* Dataset extract *
------------------------------------------------

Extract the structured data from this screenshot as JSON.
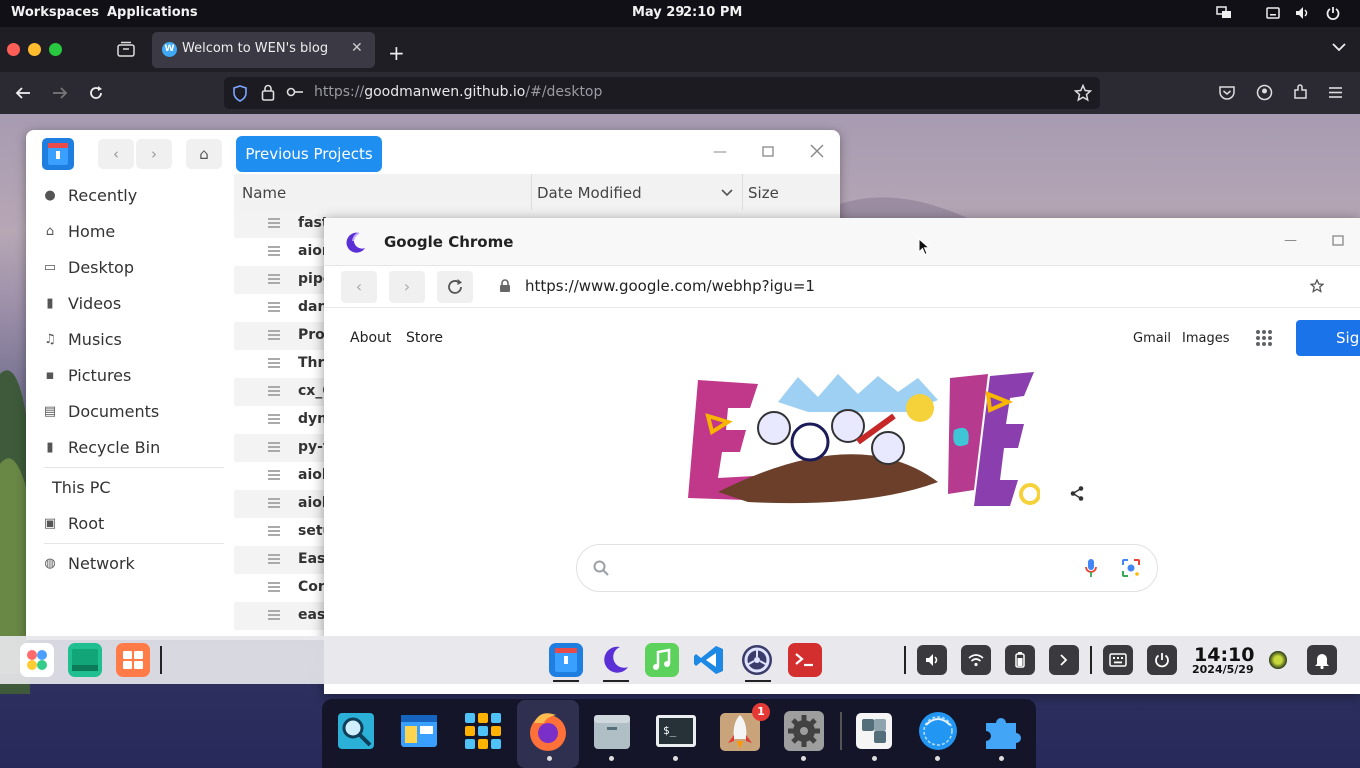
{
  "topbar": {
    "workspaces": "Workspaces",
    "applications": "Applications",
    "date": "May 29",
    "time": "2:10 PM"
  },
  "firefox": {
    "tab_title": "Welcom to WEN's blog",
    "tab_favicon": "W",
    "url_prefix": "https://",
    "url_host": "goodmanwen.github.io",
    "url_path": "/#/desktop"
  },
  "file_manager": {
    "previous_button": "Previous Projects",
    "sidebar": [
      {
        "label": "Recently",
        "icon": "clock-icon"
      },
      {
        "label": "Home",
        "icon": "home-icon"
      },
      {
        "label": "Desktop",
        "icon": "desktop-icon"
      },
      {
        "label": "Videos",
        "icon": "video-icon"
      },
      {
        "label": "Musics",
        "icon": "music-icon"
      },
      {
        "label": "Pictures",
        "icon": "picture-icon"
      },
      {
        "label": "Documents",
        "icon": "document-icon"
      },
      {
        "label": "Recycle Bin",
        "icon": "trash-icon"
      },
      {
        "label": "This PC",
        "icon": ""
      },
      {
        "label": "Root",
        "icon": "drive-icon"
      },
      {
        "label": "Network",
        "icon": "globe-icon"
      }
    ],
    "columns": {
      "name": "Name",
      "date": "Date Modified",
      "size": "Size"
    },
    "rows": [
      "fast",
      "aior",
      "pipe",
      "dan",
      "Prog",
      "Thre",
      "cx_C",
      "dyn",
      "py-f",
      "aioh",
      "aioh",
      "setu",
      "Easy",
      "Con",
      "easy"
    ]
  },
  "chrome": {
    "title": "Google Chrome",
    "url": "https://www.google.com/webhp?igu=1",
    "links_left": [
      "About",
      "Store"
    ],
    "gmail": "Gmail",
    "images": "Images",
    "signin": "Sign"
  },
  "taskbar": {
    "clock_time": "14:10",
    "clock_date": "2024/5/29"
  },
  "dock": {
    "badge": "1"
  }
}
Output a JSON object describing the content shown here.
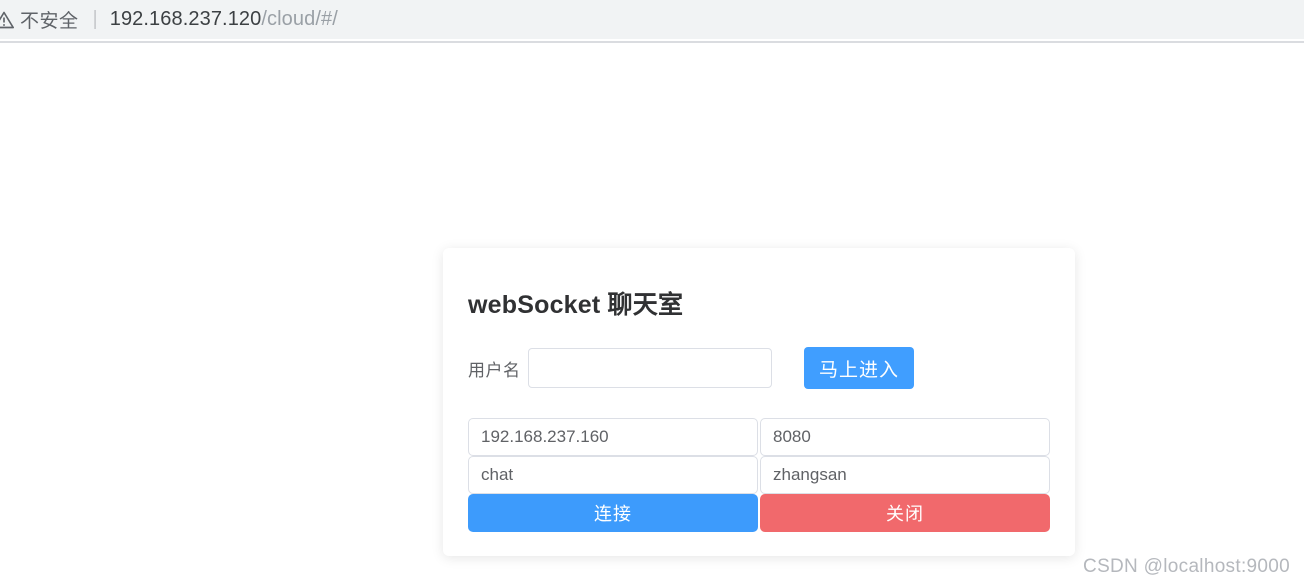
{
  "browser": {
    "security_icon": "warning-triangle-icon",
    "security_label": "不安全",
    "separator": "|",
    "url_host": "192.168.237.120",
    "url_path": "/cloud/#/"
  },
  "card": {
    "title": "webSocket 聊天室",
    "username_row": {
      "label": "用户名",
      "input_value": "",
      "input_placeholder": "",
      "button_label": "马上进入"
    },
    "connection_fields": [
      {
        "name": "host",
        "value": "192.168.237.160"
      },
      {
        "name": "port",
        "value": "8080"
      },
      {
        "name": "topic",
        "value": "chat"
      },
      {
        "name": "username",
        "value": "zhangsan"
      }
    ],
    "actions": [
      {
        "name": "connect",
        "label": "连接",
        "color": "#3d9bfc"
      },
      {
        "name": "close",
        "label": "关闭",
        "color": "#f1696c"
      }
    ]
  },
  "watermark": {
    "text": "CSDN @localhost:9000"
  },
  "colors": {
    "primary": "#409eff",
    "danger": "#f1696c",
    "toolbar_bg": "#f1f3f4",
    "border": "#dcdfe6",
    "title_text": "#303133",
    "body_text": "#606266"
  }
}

------------------------------------------------

* What is asked *
Output every entry exactly as given; pictures are not part of the copy.

* Answer for the task *
Extract the structured data from this screenshot as JSON.
{
  "topbar": {
    "workspaces": "Workspaces",
    "applications": "Applications",
    "date": "May 29",
    "time": "2:10 PM"
  },
  "firefox": {
    "tab_title": "Welcom to WEN's blog",
    "tab_favicon": "W",
    "url_prefix": "https://",
    "url_host": "goodmanwen.github.io",
    "url_path": "/#/desktop"
  },
  "file_manager": {
    "previous_button": "Previous Projects",
    "sidebar": [
      {
        "label": "Recently",
        "icon": "clock-icon"
      },
      {
        "label": "Home",
        "icon": "home-icon"
      },
      {
        "label": "Desktop",
        "icon": "desktop-icon"
      },
      {
        "label": "Videos",
        "icon": "video-icon"
      },
      {
        "label": "Musics",
        "icon": "music-icon"
      },
      {
        "label": "Pictures",
        "icon": "picture-icon"
      },
      {
        "label": "Documents",
        "icon": "document-icon"
      },
      {
        "label": "Recycle Bin",
        "icon": "trash-icon"
      },
      {
        "label": "This PC",
        "icon": ""
      },
      {
        "label": "Root",
        "icon": "drive-icon"
      },
      {
        "label": "Network",
        "icon": "globe-icon"
      }
    ],
    "columns": {
      "name": "Name",
      "date": "Date Modified",
      "size": "Size"
    },
    "rows": [
      "fast",
      "aior",
      "pipe",
      "dan",
      "Prog",
      "Thre",
      "cx_C",
      "dyn",
      "py-f",
      "aioh",
      "aioh",
      "setu",
      "Easy",
      "Con",
      "easy"
    ]
  },
  "chrome": {
    "title": "Google Chrome",
    "url": "https://www.google.com/webhp?igu=1",
    "links_left": [
      "About",
      "Store"
    ],
    "gmail": "Gmail",
    "images": "Images",
    "signin": "Sign"
  },
  "taskbar": {
    "clock_time": "14:10",
    "clock_date": "2024/5/29"
  },
  "dock": {
    "badge": "1"
  }
}
Output a JSON object describing the content shown here.
{
  "browser": {
    "security_icon": "warning-triangle-icon",
    "security_label": "不安全",
    "separator": "|",
    "url_host": "192.168.237.120",
    "url_path": "/cloud/#/"
  },
  "card": {
    "title": "webSocket 聊天室",
    "username_row": {
      "label": "用户名",
      "input_value": "",
      "input_placeholder": "",
      "button_label": "马上进入"
    },
    "connection_fields": [
      {
        "name": "host",
        "value": "192.168.237.160"
      },
      {
        "name": "port",
        "value": "8080"
      },
      {
        "name": "topic",
        "value": "chat"
      },
      {
        "name": "username",
        "value": "zhangsan"
      }
    ],
    "actions": [
      {
        "name": "connect",
        "label": "连接",
        "color": "#3d9bfc"
      },
      {
        "name": "close",
        "label": "关闭",
        "color": "#f1696c"
      }
    ]
  },
  "watermark": {
    "text": "CSDN @localhost:9000"
  },
  "colors": {
    "primary": "#409eff",
    "danger": "#f1696c",
    "toolbar_bg": "#f1f3f4",
    "border": "#dcdfe6",
    "title_text": "#303133",
    "body_text": "#606266"
  }
}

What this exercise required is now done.